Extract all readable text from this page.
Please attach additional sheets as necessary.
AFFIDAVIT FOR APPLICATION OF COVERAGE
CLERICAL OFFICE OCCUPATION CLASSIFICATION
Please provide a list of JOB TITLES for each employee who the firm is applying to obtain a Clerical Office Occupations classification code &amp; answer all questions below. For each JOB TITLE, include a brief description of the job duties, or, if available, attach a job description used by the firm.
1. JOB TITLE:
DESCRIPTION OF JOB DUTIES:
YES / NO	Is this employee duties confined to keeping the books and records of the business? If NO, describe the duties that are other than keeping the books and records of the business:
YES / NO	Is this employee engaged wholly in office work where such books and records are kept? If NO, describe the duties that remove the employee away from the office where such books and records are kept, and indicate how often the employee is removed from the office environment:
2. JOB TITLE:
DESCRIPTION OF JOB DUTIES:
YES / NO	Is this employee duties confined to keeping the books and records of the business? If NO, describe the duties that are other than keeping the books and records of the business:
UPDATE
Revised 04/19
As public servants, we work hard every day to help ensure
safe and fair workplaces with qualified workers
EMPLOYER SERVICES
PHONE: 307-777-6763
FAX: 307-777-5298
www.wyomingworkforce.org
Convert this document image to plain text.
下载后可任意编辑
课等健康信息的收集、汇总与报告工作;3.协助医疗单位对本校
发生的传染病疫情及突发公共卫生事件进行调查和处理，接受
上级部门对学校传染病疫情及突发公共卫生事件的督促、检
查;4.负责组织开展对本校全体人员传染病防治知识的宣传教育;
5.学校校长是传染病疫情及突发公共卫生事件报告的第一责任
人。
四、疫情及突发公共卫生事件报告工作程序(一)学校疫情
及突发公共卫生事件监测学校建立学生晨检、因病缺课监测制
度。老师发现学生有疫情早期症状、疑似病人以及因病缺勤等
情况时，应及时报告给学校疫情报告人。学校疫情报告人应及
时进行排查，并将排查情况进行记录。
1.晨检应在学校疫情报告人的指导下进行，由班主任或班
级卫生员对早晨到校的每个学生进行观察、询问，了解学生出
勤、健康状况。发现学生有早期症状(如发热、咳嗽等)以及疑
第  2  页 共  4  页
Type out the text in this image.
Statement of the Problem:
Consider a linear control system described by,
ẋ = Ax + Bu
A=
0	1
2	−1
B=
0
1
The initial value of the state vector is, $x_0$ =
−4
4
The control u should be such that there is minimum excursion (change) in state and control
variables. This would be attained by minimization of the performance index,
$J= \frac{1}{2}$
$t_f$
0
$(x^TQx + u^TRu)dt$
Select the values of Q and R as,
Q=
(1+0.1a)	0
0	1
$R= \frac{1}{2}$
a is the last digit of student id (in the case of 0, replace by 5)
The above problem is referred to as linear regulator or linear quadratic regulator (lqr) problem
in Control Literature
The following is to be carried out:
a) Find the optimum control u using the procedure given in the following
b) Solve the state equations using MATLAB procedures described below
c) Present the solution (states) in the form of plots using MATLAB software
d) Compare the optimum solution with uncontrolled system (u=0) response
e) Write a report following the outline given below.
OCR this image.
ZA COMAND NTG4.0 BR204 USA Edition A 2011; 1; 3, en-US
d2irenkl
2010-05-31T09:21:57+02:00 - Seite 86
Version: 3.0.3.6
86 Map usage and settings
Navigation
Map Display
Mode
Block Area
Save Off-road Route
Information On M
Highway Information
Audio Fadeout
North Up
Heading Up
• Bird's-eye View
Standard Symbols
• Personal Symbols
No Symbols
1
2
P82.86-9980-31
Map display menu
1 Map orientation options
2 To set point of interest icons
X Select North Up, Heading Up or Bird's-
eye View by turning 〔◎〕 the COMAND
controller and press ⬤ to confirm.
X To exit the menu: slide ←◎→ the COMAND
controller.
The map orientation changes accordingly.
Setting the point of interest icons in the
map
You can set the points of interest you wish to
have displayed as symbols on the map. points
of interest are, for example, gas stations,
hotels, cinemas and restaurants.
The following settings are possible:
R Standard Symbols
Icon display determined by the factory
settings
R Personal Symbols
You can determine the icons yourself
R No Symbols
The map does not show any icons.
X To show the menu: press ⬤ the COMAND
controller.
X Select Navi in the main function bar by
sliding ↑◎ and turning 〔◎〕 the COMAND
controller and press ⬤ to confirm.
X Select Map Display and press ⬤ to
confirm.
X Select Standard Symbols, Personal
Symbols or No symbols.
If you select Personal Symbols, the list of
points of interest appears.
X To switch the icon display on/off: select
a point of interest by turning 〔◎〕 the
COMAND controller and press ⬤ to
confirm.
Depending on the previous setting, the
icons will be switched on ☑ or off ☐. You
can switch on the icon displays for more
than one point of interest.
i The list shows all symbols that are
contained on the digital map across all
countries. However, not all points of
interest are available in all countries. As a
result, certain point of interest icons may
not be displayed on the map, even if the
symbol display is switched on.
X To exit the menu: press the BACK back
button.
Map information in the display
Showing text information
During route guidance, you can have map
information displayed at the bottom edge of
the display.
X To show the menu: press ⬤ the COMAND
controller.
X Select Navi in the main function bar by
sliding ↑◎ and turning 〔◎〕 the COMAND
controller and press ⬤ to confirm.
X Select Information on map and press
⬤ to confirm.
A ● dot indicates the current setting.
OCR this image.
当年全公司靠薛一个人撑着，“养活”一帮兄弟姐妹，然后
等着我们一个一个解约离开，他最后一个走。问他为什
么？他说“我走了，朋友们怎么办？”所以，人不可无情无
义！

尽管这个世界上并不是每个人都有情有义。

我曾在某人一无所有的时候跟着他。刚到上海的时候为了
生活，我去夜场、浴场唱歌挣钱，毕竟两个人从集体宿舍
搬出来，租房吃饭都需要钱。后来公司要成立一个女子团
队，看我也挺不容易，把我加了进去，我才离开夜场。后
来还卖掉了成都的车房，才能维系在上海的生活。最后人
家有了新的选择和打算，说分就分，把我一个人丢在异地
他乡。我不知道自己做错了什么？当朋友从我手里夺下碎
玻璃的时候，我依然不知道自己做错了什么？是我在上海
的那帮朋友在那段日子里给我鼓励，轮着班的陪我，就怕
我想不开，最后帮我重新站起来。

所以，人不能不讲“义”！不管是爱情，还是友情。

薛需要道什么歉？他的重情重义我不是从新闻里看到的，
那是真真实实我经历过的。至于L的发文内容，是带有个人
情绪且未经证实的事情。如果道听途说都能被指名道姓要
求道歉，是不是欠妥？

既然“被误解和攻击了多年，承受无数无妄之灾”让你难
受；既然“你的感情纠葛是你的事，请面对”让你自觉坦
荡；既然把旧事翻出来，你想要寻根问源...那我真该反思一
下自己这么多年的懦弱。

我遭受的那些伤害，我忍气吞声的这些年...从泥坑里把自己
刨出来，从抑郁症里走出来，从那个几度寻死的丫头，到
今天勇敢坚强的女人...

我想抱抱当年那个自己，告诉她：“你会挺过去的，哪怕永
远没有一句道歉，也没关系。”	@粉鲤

• _Written exercise_: Examine the records and report how many lines contain the string "turning". Only the number should be given.

• _Exercise answer_: 4